Read the records and write them out again exactly.

Collected data entries:
####################
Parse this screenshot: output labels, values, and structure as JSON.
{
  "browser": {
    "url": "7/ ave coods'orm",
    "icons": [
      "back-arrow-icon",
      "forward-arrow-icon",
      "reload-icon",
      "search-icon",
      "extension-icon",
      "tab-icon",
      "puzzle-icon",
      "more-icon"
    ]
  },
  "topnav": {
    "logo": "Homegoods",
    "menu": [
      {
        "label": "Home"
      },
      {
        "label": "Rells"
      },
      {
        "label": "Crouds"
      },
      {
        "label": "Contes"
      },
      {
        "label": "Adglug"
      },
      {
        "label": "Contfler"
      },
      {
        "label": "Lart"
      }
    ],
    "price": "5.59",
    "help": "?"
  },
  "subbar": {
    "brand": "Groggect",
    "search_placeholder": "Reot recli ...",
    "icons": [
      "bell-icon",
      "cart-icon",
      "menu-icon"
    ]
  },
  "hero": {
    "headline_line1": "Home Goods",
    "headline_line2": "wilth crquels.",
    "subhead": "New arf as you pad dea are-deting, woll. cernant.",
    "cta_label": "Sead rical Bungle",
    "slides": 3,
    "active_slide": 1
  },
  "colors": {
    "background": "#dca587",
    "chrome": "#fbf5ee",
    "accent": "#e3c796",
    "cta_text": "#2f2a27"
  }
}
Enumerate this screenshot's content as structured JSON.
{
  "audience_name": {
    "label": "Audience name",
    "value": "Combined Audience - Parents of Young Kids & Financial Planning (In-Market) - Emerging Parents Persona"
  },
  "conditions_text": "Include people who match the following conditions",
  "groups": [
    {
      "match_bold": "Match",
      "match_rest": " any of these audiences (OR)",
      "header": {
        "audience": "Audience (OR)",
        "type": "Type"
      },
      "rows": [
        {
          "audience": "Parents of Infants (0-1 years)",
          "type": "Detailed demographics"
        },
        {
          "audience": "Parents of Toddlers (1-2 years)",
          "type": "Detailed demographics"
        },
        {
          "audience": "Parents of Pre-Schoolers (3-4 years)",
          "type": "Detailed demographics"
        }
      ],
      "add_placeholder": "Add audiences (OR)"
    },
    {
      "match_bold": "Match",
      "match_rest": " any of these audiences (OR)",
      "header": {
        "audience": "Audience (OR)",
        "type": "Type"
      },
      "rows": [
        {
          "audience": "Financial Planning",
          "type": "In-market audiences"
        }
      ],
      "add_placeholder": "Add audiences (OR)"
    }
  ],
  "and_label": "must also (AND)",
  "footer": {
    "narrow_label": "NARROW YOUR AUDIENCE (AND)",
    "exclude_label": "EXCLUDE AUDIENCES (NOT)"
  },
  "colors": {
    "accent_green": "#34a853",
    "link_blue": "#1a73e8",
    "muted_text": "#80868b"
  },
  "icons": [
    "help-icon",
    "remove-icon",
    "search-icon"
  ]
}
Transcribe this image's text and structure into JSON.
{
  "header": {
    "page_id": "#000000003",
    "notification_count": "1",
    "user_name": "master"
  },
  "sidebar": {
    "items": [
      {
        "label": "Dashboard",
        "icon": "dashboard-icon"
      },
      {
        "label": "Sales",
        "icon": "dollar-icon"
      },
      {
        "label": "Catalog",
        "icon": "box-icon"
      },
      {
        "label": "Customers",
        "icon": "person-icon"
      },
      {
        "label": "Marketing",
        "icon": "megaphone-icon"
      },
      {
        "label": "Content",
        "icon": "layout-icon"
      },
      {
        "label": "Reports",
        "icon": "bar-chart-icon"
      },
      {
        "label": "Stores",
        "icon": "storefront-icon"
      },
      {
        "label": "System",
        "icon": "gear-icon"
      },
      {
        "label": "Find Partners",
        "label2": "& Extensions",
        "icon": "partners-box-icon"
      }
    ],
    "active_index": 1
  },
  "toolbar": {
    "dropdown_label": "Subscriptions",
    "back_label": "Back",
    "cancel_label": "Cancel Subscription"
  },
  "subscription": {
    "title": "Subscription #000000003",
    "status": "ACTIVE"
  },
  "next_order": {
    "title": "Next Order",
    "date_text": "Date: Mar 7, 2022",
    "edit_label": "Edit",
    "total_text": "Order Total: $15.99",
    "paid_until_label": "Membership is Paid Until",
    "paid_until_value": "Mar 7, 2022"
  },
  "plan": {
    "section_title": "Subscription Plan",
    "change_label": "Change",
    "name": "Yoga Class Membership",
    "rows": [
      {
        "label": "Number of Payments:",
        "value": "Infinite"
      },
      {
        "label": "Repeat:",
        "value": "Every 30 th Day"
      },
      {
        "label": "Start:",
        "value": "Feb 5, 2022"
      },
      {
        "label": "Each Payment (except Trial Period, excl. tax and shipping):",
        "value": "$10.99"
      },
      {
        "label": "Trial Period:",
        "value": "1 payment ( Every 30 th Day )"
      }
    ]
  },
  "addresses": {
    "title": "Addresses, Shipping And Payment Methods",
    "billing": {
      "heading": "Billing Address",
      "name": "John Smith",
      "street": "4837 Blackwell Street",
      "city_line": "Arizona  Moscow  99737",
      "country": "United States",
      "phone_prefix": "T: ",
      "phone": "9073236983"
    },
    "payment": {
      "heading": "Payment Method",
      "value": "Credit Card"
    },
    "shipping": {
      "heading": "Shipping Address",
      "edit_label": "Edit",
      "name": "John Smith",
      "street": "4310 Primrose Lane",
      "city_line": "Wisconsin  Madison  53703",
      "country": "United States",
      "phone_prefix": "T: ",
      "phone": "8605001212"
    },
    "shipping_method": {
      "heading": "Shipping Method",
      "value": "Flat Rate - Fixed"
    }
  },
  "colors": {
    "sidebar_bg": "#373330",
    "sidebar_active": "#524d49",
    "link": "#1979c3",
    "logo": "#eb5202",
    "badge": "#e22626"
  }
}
####################
REPLY:
Parse this screenshot: output labels, values, and structure as JSON.
{
  "browser": {
    "url": "7/ ave coods'orm",
    "icons": [
      "back-arrow-icon",
      "forward-arrow-icon",
      "reload-icon",
      "search-icon",
      "extension-icon",
      "tab-icon",
      "puzzle-icon",
      "more-icon"
    ]
  },
  "topnav": {
    "logo": "Homegoods",
    "menu": [
      {
        "label": "Home"
      },
      {
        "label": "Rells"
      },
      {
        "label": "Crouds"
      },
      {
        "label": "Contes"
      },
      {
        "label": "Adglug"
      },
      {
        "label": "Contfler"
      },
      {
        "label": "Lart"
      }
    ],
    "price": "5.59",
    "help": "?"
  },
  "subbar": {
    "brand": "Groggect",
    "search_placeholder": "Reot recli ...",
    "icons": [
      "bell-icon",
      "cart-icon",
      "menu-icon"
    ]
  },
  "hero": {
    "headline_line1": "Home Goods",
    "headline_line2": "wilth crquels.",
    "subhead": "New arf as you pad dea are-deting, woll. cernant.",
    "cta_label": "Sead rical Bungle",
    "slides": 3,
    "active_slide": 1
  },
  "colors": {
    "background": "#dca587",
    "chrome": "#fbf5ee",
    "accent": "#e3c796",
    "cta_text": "#2f2a27"
  }
}
Enumerate this screenshot's content as structured JSON.
{
  "audience_name": {
    "label": "Audience name",
    "value": "Combined Audience - Parents of Young Kids & Financial Planning (In-Market) - Emerging Parents Persona"
  },
  "conditions_text": "Include people who match the following conditions",
  "groups": [
    {
      "match_bold": "Match",
      "match_rest": " any of these audiences (OR)",
      "header": {
        "audience": "Audience (OR)",
        "type": "Type"
      },
      "rows": [
        {
          "audience": "Parents of Infants (0-1 years)",
          "type": "Detailed demographics"
        },
        {
          "audience": "Parents of Toddlers (1-2 years)",
          "type": "Detailed demographics"
        },
        {
          "audience": "Parents of Pre-Schoolers (3-4 years)",
          "type": "Detailed demographics"
        }
      ],
      "add_placeholder": "Add audiences (OR)"
    },
    {
      "match_bold": "Match",
      "match_rest": " any of these audiences (OR)",
      "header": {
        "audience": "Audience (OR)",
        "type": "Type"
      },
      "rows": [
        {
          "audience": "Financial Planning",
          "type": "In-market audiences"
        }
      ],
      "add_placeholder": "Add audiences (OR)"
    }
  ],
  "and_label": "must also (AND)",
  "footer": {
    "narrow_label": "NARROW YOUR AUDIENCE (AND)",
    "exclude_label": "EXCLUDE AUDIENCES (NOT)"
  },
  "colors": {
    "accent_green": "#34a853",
    "link_blue": "#1a73e8",
    "muted_text": "#80868b"
  },
  "icons": [
    "help-icon",
    "remove-icon",
    "search-icon"
  ]
}
Transcribe this image's text and structure into JSON.
{
  "header": {
    "page_id": "#000000003",
    "notification_count": "1",
    "user_name": "master"
  },
  "sidebar": {
    "items": [
      {
        "label": "Dashboard",
        "icon": "dashboard-icon"
      },
      {
        "label": "Sales",
        "icon": "dollar-icon"
      },
      {
        "label": "Catalog",
        "icon": "box-icon"
      },
      {
        "label": "Customers",
        "icon": "person-icon"
      },
      {
        "label": "Marketing",
        "icon": "megaphone-icon"
      },
      {
        "label": "Content",
        "icon": "layout-icon"
      },
      {
        "label": "Reports",
        "icon": "bar-chart-icon"
      },
      {
        "label": "Stores",
        "icon": "storefront-icon"
      },
      {
        "label": "System",
        "icon": "gear-icon"
      },
      {
        "label": "Find Partners",
        "label2": "& Extensions",
        "icon": "partners-box-icon"
      }
    ],
    "active_index": 1
  },
  "toolbar": {
    "dropdown_label": "Subscriptions",
    "back_label": "Back",
    "cancel_label": "Cancel Subscription"
  },
  "subscription": {
    "title": "Subscription #000000003",
    "status": "ACTIVE"
  },
  "next_order": {
    "title": "Next Order",
    "date_text": "Date: Mar 7, 2022",
    "edit_label": "Edit",
    "total_text": "Order Total: $15.99",
    "paid_until_label": "Membership is Paid Until",
    "paid_until_value": "Mar 7, 2022"
  },
  "plan": {
    "section_title": "Subscription Plan",
    "change_label": "Change",
    "name": "Yoga Class Membership",
    "rows": [
      {
        "label": "Number of Payments:",
        "value": "Infinite"
      },
      {
        "label": "Repeat:",
        "value": "Every 30 th Day"
      },
      {
        "label": "Start:",
        "value": "Feb 5, 2022"
      },
      {
        "label": "Each Payment (except Trial Period, excl. tax and shipping):",
        "value": "$10.99"
      },
      {
        "label": "Trial Period:",
        "value": "1 payment ( Every 30 th Day )"
      }
    ]
  },
  "addresses": {
    "title": "Addresses, Shipping And Payment Methods",
    "billing": {
      "heading": "Billing Address",
      "name": "John Smith",
      "street": "4837 Blackwell Street",
      "city_line": "Arizona  Moscow  99737",
      "country": "United States",
      "phone_prefix": "T: ",
      "phone": "9073236983"
    },
    "payment": {
      "heading": "Payment Method",
      "value": "Credit Card"
    },
    "shipping": {
      "heading": "Shipping Address",
      "edit_label": "Edit",
      "name": "John Smith",
      "street": "4310 Primrose Lane",
      "city_line": "Wisconsin  Madison  53703",
      "country": "United States",
      "phone_prefix": "T: ",
      "phone": "8605001212"
    },
    "shipping_method": {
      "heading": "Shipping Method",
      "value": "Flat Rate - Fixed"
    }
  },
  "colors": {
    "sidebar_bg": "#373330",
    "sidebar_active": "#524d49",
    "link": "#1979c3",
    "logo": "#eb5202",
    "badge": "#e22626"
  }
}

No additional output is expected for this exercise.